_Source data_

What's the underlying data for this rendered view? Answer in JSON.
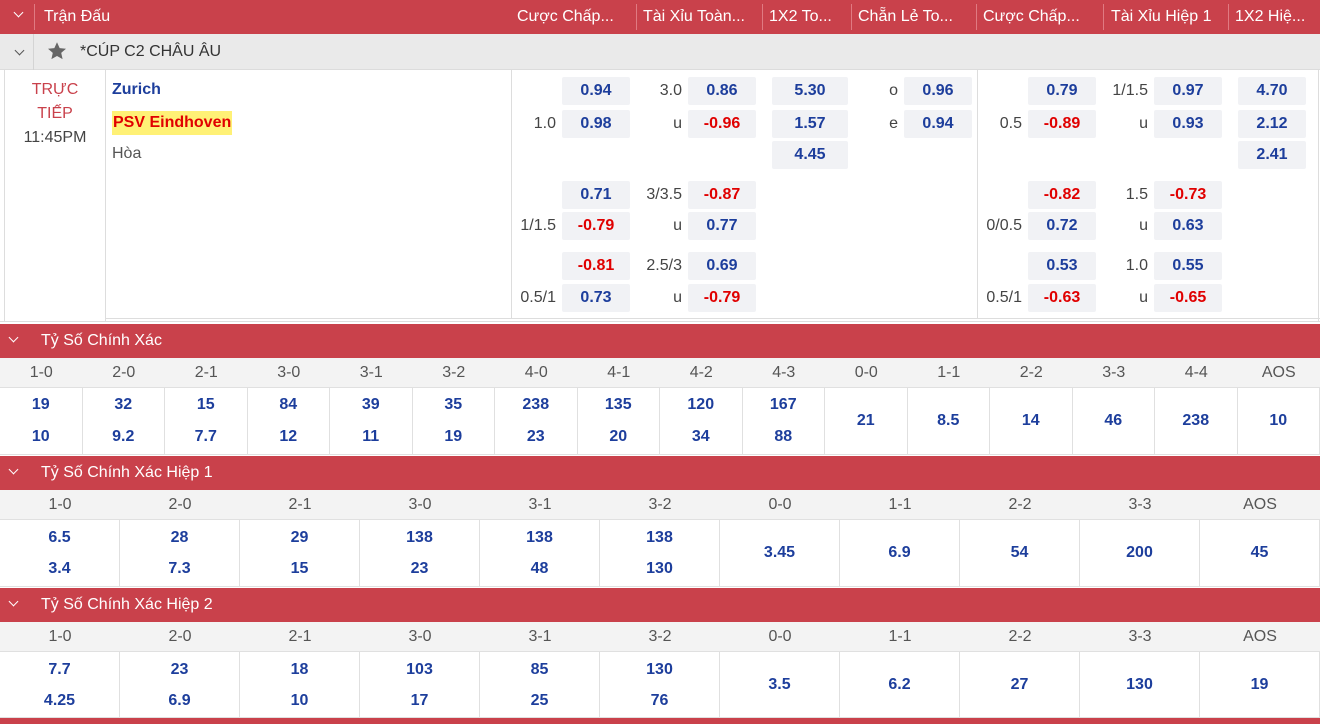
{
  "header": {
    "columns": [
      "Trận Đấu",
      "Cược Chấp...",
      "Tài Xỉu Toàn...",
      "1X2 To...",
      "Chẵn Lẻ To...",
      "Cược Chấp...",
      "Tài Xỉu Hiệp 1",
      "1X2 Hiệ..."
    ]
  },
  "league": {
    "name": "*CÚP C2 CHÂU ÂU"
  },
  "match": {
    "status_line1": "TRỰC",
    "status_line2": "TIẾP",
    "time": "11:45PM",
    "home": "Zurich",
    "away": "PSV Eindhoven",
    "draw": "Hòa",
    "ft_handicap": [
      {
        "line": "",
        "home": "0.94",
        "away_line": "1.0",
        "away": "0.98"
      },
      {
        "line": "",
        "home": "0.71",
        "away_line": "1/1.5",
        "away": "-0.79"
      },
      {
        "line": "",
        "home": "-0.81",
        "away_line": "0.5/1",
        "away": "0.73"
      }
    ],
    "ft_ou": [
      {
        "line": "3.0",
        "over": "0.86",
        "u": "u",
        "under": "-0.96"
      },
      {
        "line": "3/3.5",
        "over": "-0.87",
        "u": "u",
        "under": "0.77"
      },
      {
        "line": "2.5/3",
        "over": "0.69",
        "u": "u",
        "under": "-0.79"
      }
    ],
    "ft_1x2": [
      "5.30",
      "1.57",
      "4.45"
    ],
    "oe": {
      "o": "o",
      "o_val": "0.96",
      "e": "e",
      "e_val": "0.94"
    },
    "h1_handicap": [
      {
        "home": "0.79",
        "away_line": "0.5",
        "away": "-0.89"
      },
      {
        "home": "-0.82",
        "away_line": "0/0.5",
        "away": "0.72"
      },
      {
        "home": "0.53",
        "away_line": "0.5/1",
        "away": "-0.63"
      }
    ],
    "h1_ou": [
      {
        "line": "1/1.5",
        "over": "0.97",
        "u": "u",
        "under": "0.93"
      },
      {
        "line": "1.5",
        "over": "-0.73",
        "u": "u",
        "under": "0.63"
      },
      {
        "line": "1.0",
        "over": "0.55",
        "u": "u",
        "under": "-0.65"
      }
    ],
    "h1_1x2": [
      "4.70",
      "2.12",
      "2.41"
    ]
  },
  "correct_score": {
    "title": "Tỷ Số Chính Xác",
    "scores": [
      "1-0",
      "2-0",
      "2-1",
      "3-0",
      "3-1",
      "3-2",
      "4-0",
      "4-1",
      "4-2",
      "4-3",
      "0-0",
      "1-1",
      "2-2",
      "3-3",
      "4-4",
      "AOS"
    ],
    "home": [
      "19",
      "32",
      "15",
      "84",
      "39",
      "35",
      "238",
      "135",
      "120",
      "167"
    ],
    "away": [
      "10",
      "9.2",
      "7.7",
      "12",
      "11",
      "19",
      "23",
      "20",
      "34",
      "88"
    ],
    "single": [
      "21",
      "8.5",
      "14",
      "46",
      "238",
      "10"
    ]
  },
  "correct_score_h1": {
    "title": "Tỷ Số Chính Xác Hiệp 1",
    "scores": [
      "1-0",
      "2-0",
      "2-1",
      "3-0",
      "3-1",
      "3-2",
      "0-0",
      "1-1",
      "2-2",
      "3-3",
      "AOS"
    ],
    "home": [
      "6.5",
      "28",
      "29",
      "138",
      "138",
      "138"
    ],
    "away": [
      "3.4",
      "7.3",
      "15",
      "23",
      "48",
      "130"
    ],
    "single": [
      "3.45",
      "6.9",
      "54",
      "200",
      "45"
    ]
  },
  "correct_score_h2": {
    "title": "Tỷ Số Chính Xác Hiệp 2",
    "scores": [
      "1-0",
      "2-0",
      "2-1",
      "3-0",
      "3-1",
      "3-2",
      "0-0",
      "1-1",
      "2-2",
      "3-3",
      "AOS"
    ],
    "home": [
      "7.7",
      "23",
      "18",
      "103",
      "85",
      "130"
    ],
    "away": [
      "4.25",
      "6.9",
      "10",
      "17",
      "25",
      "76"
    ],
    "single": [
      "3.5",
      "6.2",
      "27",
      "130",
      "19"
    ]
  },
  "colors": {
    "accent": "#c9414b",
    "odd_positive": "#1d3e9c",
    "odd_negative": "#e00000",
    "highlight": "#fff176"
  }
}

_Exercise prompt_
Return every line containing "Hiệp".

_Task output_
      "Tài Xỉu Hiệp 1",
    "title": "Tỷ Số Chính Xác Hiệp 1",
    "title": "Tỷ Số Chính Xác Hiệp 2",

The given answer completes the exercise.